*What to produce*. Report all lines from the entries below in which "Weighted" appears.

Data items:
○ ○ ○
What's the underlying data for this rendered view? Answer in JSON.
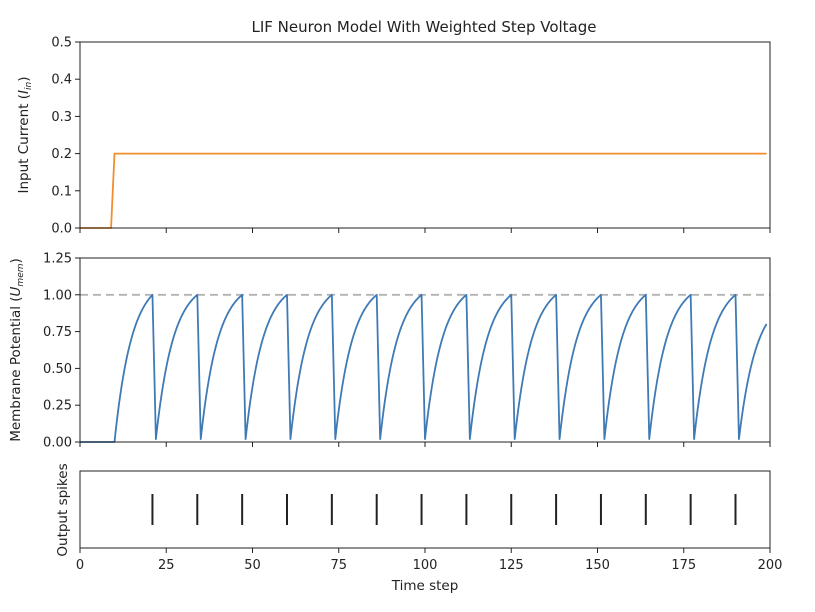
{
  "figure": {
    "title": "LIF Neuron Model With Weighted Step Voltage"
  },
  "colors": {
    "input_current": "#f28e2b",
    "membrane": "#3f7ab5",
    "threshold": "#b3b3b3",
    "spikes": "#222222"
  },
  "chart_data": [
    {
      "type": "line",
      "panel": "input-current",
      "title": "LIF Neuron Model With Weighted Step Voltage",
      "ylabel_main": "Input Current (",
      "ylabel_symbol": "I",
      "ylabel_sub": "in",
      "ylabel_end": ")",
      "xlim": [
        0,
        200
      ],
      "ylim": [
        0,
        0.5
      ],
      "yticks": [
        0.0,
        0.1,
        0.2,
        0.3,
        0.4,
        0.5
      ],
      "ytick_labels": [
        "0.0",
        "0.1",
        "0.2",
        "0.3",
        "0.4",
        "0.5"
      ],
      "series": [
        {
          "x": [
            0,
            9,
            10,
            199
          ],
          "y": [
            0,
            0,
            0.2,
            0.2
          ]
        }
      ]
    },
    {
      "type": "line",
      "panel": "membrane-potential",
      "ylabel_main": "Membrane Potential (",
      "ylabel_symbol": "U",
      "ylabel_sub": "mem",
      "ylabel_end": ")",
      "xlim": [
        0,
        200
      ],
      "ylim": [
        0,
        1.25
      ],
      "yticks": [
        0.0,
        0.25,
        0.5,
        0.75,
        1.0,
        1.25
      ],
      "ytick_labels": [
        "0.00",
        "0.25",
        "0.50",
        "0.75",
        "1.00",
        "1.25"
      ],
      "threshold": 1.0,
      "input_start": 10,
      "end_step": 199,
      "spike_times": [
        21,
        34,
        47,
        60,
        73,
        86,
        99,
        112,
        125,
        138,
        151,
        164,
        177,
        190
      ],
      "reset_value": 0.02,
      "rise_constant": 0.2,
      "approx_values": [
        {
          "x": 0,
          "y": 0.0
        },
        {
          "x": 10,
          "y": 0.0
        },
        {
          "x": 21,
          "y": 1.0
        },
        {
          "x": 22,
          "y": 0.02
        },
        {
          "x": 34,
          "y": 1.0
        },
        {
          "x": 199,
          "y": 0.89
        }
      ]
    },
    {
      "type": "raster",
      "panel": "output-spikes",
      "ylabel": "Output spikes",
      "xlabel": "Time step",
      "xlim": [
        0,
        200
      ],
      "xticks": [
        0,
        25,
        50,
        75,
        100,
        125,
        150,
        175,
        200
      ],
      "xtick_labels": [
        "0",
        "25",
        "50",
        "75",
        "100",
        "125",
        "150",
        "175",
        "200"
      ],
      "spike_times": [
        21,
        34,
        47,
        60,
        73,
        86,
        99,
        112,
        125,
        138,
        151,
        164,
        177,
        190
      ]
    }
  ]
}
○ ○ ○
*Task answer*.
    "title": "LIF Neuron Model With Weighted Step Voltage"
      "title": "LIF Neuron Model With Weighted Step Voltage",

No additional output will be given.